* Problem requirements *
Scan the data for "recovery" and copy the lines it appears in.

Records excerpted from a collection
--- BEGIN ---
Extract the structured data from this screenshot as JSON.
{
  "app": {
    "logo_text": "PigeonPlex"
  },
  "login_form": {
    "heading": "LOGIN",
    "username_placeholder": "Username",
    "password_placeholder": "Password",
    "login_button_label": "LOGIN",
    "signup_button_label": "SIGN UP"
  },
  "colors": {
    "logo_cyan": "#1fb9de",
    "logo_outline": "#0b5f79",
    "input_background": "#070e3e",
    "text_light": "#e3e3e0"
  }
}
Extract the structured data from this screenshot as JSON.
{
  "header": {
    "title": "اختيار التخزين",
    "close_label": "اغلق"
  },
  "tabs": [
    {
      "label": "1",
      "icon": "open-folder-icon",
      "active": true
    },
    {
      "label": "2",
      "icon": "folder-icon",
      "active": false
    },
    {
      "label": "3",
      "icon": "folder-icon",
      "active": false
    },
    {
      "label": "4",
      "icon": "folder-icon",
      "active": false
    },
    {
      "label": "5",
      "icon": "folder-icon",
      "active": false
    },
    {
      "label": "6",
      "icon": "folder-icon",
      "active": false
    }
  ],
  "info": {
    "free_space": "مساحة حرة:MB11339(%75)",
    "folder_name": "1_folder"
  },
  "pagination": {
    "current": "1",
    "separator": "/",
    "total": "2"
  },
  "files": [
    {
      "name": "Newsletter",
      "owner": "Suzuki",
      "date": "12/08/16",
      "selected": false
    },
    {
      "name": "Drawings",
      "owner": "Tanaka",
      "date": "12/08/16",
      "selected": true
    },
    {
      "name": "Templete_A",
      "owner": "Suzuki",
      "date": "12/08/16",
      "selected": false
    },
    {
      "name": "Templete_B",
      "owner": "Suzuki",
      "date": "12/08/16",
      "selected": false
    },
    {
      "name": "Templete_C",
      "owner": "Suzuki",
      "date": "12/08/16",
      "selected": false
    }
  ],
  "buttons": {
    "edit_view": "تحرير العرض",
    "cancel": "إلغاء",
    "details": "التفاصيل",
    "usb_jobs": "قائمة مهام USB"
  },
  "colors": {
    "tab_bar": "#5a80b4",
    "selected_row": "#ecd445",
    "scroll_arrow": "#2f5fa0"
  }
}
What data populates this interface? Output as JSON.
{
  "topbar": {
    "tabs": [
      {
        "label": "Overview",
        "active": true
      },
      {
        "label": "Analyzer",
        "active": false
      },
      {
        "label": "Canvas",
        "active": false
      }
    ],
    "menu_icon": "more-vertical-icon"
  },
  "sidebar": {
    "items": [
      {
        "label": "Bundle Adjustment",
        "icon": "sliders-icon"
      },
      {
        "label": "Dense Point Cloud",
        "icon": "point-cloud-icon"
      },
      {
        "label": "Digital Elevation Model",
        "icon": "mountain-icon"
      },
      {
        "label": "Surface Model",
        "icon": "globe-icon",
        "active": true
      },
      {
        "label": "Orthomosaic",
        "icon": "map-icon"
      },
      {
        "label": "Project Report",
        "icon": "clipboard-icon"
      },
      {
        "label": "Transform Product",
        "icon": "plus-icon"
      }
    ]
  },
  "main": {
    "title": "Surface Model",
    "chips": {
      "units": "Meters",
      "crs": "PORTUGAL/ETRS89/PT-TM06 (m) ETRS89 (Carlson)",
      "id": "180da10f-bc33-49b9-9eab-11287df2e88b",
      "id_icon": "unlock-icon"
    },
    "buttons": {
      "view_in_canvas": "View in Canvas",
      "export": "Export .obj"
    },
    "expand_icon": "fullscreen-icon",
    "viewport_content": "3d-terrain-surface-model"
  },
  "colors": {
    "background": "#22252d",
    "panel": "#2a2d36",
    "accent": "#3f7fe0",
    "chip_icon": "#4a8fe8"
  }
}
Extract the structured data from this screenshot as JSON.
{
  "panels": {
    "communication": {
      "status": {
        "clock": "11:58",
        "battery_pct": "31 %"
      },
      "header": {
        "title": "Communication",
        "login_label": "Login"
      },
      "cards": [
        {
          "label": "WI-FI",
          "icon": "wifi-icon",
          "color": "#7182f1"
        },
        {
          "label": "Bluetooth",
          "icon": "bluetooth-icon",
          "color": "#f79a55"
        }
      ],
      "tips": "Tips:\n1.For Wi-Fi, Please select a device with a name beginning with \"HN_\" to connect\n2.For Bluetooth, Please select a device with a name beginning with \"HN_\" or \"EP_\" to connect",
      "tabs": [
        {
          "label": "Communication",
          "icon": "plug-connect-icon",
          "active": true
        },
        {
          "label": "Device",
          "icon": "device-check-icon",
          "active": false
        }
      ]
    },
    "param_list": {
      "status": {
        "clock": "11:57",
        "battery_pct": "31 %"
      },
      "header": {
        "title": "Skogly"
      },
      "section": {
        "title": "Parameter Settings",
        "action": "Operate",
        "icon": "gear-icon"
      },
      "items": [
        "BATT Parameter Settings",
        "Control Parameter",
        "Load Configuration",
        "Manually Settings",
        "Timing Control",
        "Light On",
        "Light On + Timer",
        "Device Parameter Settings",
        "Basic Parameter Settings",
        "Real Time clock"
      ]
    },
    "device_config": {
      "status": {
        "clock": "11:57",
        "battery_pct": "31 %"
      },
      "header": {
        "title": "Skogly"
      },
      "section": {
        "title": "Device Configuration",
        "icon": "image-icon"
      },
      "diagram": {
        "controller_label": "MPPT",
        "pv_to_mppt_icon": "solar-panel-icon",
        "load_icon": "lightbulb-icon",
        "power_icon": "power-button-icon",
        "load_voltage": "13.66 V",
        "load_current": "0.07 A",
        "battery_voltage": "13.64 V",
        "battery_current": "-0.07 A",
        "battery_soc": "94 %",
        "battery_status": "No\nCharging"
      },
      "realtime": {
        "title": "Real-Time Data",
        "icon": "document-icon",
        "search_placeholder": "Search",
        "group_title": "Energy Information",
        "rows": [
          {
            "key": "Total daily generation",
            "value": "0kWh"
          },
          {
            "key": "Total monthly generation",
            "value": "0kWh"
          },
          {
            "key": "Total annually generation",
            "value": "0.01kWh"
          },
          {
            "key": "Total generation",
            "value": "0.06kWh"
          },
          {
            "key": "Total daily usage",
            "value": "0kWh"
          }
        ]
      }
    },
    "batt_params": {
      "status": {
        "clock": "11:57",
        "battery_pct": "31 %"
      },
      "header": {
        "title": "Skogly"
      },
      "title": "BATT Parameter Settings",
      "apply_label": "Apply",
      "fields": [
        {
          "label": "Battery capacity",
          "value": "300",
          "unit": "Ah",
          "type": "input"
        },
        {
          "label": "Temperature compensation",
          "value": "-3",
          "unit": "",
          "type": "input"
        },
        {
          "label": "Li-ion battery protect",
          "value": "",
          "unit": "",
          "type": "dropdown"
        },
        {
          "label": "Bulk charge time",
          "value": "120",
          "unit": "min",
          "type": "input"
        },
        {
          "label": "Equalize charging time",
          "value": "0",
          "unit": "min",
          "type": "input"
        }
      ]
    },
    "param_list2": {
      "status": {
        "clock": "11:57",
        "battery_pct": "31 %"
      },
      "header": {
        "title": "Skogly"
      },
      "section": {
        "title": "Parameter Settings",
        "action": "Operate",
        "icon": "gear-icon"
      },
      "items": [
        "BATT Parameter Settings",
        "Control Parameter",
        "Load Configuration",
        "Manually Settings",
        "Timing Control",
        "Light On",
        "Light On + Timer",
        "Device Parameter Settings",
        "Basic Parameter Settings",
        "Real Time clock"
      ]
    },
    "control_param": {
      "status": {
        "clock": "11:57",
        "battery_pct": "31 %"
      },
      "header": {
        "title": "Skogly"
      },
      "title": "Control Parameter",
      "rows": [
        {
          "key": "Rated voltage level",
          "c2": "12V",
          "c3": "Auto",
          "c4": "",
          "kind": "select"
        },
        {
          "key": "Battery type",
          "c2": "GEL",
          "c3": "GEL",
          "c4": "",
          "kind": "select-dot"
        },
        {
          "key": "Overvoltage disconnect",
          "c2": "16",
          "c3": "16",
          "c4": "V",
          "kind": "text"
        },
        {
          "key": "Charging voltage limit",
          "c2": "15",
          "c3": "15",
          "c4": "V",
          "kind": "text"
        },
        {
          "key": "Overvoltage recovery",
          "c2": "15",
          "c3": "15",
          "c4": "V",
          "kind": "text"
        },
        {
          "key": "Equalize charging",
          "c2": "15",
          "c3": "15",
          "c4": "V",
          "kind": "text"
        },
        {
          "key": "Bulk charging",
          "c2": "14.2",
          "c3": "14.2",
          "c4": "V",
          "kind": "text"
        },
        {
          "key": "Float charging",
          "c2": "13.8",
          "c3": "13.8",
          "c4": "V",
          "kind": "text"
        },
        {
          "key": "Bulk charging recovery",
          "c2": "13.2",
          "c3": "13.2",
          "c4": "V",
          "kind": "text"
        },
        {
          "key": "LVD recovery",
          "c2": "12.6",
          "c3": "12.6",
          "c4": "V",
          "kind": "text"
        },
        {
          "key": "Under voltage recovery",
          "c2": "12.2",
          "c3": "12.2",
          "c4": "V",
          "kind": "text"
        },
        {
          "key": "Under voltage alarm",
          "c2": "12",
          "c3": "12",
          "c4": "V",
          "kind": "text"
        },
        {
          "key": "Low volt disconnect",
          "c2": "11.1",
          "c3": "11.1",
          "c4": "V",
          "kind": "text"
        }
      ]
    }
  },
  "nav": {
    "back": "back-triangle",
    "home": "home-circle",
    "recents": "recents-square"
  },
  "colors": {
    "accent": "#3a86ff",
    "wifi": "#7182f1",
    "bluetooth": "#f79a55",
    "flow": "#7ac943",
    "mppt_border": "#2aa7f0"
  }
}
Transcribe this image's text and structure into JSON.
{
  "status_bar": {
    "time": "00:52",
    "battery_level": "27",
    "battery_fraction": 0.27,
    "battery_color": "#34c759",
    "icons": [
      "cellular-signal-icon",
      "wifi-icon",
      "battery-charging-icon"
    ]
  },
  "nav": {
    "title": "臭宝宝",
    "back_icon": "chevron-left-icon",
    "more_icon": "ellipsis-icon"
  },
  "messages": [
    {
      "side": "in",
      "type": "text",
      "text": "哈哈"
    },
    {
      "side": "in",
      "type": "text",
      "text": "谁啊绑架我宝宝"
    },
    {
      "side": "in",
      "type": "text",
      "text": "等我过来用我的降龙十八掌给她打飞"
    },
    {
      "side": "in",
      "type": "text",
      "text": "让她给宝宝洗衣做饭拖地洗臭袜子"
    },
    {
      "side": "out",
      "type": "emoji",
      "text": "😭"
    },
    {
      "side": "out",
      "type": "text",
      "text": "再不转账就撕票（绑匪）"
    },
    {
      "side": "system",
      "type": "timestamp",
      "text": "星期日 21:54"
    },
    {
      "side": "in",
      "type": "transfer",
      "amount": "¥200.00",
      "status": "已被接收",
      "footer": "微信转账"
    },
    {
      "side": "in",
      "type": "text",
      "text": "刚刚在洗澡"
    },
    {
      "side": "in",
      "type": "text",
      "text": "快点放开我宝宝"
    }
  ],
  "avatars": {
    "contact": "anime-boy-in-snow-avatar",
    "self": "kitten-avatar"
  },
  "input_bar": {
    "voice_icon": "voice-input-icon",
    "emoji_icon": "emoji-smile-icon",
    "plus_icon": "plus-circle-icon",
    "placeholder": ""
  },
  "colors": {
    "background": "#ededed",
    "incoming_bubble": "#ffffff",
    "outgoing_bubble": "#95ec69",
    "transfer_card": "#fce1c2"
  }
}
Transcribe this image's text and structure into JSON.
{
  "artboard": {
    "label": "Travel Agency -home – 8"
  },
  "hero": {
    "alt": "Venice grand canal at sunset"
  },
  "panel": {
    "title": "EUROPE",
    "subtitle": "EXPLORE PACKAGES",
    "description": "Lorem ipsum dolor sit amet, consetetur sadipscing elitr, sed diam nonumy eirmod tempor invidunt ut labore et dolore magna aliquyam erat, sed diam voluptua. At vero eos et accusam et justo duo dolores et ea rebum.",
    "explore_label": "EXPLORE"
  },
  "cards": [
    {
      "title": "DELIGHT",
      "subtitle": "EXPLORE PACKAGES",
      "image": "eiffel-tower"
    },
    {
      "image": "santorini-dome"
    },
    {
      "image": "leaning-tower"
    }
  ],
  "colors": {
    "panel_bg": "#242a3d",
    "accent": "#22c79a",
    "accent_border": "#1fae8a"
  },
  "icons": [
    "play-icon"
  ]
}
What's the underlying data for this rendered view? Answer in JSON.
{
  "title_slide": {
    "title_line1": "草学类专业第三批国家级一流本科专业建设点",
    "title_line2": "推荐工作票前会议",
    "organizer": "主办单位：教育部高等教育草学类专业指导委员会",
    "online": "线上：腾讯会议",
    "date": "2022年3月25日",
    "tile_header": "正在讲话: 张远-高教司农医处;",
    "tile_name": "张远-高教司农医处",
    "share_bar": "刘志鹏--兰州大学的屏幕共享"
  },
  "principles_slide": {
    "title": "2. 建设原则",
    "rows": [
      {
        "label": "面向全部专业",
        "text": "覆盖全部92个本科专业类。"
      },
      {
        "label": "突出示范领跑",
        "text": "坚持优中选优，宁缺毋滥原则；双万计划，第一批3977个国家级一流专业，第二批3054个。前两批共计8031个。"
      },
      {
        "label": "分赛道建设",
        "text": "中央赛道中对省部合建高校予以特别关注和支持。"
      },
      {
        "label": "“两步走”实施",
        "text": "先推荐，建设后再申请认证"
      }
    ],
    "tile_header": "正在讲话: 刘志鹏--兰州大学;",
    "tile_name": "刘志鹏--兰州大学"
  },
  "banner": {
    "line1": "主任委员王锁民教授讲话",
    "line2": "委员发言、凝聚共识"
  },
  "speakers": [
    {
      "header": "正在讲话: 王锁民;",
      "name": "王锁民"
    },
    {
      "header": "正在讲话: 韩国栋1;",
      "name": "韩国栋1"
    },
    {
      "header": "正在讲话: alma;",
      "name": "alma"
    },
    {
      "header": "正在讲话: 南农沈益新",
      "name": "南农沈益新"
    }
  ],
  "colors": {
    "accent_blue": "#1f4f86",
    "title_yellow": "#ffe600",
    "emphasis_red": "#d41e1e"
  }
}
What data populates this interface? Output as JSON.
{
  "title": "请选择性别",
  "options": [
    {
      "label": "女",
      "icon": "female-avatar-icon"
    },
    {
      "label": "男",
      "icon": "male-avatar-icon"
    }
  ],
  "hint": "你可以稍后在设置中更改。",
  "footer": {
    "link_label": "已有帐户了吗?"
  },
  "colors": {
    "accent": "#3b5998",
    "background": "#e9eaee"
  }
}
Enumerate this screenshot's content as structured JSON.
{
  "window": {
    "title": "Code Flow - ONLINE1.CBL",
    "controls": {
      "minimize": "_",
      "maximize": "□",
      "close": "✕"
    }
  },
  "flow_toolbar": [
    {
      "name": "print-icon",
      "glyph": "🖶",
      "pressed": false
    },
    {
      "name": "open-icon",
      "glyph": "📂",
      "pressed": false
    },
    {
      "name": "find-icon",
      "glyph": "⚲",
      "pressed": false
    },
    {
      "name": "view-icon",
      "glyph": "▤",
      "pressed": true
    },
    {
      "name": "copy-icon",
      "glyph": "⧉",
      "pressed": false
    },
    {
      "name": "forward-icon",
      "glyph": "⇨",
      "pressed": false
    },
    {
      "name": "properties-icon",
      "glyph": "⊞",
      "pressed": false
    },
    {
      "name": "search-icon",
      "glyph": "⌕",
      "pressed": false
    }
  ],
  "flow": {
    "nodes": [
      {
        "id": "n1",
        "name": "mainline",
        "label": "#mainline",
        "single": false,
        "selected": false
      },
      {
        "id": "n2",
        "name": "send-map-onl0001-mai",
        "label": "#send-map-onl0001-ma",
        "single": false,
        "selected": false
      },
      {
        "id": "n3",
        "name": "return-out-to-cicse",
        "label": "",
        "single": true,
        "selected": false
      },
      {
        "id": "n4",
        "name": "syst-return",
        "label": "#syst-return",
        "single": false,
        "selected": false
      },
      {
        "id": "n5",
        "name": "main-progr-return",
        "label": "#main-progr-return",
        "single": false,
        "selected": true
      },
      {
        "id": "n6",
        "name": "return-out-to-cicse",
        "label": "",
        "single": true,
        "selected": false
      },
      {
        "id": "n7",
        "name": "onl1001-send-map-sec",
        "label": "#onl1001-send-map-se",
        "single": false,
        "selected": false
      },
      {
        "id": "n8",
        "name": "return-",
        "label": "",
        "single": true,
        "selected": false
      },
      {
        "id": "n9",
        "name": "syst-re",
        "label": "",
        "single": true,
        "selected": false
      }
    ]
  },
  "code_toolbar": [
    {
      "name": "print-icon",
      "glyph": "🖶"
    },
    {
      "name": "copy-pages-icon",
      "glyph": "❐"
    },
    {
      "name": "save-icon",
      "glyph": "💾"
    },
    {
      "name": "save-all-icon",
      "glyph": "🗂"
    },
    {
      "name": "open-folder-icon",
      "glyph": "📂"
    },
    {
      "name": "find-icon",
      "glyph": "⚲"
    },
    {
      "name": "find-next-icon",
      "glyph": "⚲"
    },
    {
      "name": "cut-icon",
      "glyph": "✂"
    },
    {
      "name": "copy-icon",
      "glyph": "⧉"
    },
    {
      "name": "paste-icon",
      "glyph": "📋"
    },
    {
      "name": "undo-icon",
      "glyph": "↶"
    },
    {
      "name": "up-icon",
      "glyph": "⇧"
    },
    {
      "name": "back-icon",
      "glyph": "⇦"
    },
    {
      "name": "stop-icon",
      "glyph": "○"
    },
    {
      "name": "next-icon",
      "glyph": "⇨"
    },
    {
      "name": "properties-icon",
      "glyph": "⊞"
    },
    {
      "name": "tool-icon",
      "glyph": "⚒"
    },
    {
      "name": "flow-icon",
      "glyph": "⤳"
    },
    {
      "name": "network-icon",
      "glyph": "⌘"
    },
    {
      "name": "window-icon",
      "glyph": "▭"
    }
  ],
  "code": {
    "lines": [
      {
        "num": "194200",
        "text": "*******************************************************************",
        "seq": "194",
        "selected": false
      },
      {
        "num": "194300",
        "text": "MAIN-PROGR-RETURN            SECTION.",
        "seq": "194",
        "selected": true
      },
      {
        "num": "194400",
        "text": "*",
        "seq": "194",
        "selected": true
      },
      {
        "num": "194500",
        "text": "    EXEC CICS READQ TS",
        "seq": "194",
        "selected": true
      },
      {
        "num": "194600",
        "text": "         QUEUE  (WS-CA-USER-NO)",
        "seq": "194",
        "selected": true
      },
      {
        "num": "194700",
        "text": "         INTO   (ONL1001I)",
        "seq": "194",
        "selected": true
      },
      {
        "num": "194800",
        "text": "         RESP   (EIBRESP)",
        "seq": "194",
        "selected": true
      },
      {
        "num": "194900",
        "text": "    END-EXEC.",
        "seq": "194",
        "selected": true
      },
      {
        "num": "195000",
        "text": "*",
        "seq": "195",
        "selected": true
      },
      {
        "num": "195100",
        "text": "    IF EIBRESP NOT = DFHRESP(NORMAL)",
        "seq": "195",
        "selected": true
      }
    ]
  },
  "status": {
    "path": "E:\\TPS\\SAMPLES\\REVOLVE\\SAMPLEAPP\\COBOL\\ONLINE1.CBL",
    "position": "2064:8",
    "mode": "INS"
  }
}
--- END ---
* Expected output *
          "key": "Overvoltage recovery",
          "key": "Bulk charging recovery",
          "key": "LVD recovery",
          "key": "Under voltage recovery",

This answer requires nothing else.